> _Task prompt_
Retype the material in full, keeping every word the same.

> _Data lines_
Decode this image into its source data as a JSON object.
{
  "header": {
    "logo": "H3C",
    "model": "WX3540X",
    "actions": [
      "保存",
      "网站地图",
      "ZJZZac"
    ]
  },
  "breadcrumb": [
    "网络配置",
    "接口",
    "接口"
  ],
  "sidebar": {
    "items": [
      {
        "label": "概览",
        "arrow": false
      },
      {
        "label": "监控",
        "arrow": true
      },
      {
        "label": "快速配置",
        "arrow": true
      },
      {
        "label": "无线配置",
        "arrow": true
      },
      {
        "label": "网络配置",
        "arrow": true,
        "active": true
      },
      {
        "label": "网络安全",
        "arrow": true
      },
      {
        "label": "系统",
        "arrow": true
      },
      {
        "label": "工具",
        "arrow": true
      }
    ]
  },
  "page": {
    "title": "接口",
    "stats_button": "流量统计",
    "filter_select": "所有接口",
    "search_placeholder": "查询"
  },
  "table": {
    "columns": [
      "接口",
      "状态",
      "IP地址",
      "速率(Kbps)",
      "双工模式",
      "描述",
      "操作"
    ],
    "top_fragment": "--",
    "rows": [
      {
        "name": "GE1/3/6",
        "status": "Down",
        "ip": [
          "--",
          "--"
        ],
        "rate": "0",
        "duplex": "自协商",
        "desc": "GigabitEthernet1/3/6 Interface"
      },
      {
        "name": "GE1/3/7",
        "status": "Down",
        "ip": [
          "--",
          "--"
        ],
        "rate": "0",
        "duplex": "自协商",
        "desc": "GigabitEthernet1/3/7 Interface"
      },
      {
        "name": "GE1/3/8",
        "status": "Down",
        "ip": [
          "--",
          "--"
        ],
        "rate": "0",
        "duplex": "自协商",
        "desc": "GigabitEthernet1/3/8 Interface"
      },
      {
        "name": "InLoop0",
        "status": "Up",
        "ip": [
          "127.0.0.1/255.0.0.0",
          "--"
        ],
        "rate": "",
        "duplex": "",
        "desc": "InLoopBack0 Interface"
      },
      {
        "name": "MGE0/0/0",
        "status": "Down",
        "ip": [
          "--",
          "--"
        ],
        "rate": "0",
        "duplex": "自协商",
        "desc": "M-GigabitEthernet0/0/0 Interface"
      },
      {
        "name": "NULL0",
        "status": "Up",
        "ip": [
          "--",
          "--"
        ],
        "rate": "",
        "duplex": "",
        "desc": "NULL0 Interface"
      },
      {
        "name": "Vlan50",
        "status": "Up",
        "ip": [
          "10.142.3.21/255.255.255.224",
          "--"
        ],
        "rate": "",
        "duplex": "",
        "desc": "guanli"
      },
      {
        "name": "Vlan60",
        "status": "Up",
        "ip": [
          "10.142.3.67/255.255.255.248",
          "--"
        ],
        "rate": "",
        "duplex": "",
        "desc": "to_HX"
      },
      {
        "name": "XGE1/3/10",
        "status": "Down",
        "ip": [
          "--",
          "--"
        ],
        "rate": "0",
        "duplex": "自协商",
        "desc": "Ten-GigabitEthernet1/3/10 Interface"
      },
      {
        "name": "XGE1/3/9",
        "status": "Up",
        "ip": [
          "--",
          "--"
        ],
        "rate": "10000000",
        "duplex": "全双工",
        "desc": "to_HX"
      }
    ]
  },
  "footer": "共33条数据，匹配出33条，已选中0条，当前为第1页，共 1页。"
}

> _Solution for this exercise_
Decode this image into its source data as a JSON object.
{
  "header": {
    "logo": "H3C",
    "model": "WX3540X",
    "actions": [
      "保存",
      "网站地图",
      "ZJZZac"
    ]
  },
  "breadcrumb": [
    "网络配置",
    "接口",
    "接口"
  ],
  "sidebar": {
    "items": [
      {
        "label": "概览",
        "arrow": false
      },
      {
        "label": "监控",
        "arrow": true
      },
      {
        "label": "快速配置",
        "arrow": true
      },
      {
        "label": "无线配置",
        "arrow": true
      },
      {
        "label": "网络配置",
        "arrow": true,
        "active": true
      },
      {
        "label": "网络安全",
        "arrow": true
      },
      {
        "label": "系统",
        "arrow": true
      },
      {
        "label": "工具",
        "arrow": true
      }
    ]
  },
  "page": {
    "title": "接口",
    "stats_button": "流量统计",
    "filter_select": "所有接口",
    "search_placeholder": "查询"
  },
  "table": {
    "columns": [
      "接口",
      "状态",
      "IP地址",
      "速率(Kbps)",
      "双工模式",
      "描述",
      "操作"
    ],
    "top_fragment": "--",
    "rows": [
      {
        "name": "GE1/3/6",
        "status": "Down",
        "ip": [
          "--",
          "--"
        ],
        "rate": "0",
        "duplex": "自协商",
        "desc": "GigabitEthernet1/3/6 Interface"
      },
      {
        "name": "GE1/3/7",
        "status": "Down",
        "ip": [
          "--",
          "--"
        ],
        "rate": "0",
        "duplex": "自协商",
        "desc": "GigabitEthernet1/3/7 Interface"
      },
      {
        "name": "GE1/3/8",
        "status": "Down",
        "ip": [
          "--",
          "--"
        ],
        "rate": "0",
        "duplex": "自协商",
        "desc": "GigabitEthernet1/3/8 Interface"
      },
      {
        "name": "InLoop0",
        "status": "Up",
        "ip": [
          "127.0.0.1/255.0.0.0",
          "--"
        ],
        "rate": "",
        "duplex": "",
        "desc": "InLoopBack0 Interface"
      },
      {
        "name": "MGE0/0/0",
        "status": "Down",
        "ip": [
          "--",
          "--"
        ],
        "rate": "0",
        "duplex": "自协商",
        "desc": "M-GigabitEthernet0/0/0 Interface"
      },
      {
        "name": "NULL0",
        "status": "Up",
        "ip": [
          "--",
          "--"
        ],
        "rate": "",
        "duplex": "",
        "desc": "NULL0 Interface"
      },
      {
        "name": "Vlan50",
        "status": "Up",
        "ip": [
          "10.142.3.21/255.255.255.224",
          "--"
        ],
        "rate": "",
        "duplex": "",
        "desc": "guanli"
      },
      {
        "name": "Vlan60",
        "status": "Up",
        "ip": [
          "10.142.3.67/255.255.255.248",
          "--"
        ],
        "rate": "",
        "duplex": "",
        "desc": "to_HX"
      },
      {
        "name": "XGE1/3/10",
        "status": "Down",
        "ip": [
          "--",
          "--"
        ],
        "rate": "0",
        "duplex": "自协商",
        "desc": "Ten-GigabitEthernet1/3/10 Interface"
      },
      {
        "name": "XGE1/3/9",
        "status": "Up",
        "ip": [
          "--",
          "--"
        ],
        "rate": "10000000",
        "duplex": "全双工",
        "desc": "to_HX"
      }
    ]
  },
  "footer": "共33条数据，匹配出33条，已选中0条，当前为第1页，共 1页。"
}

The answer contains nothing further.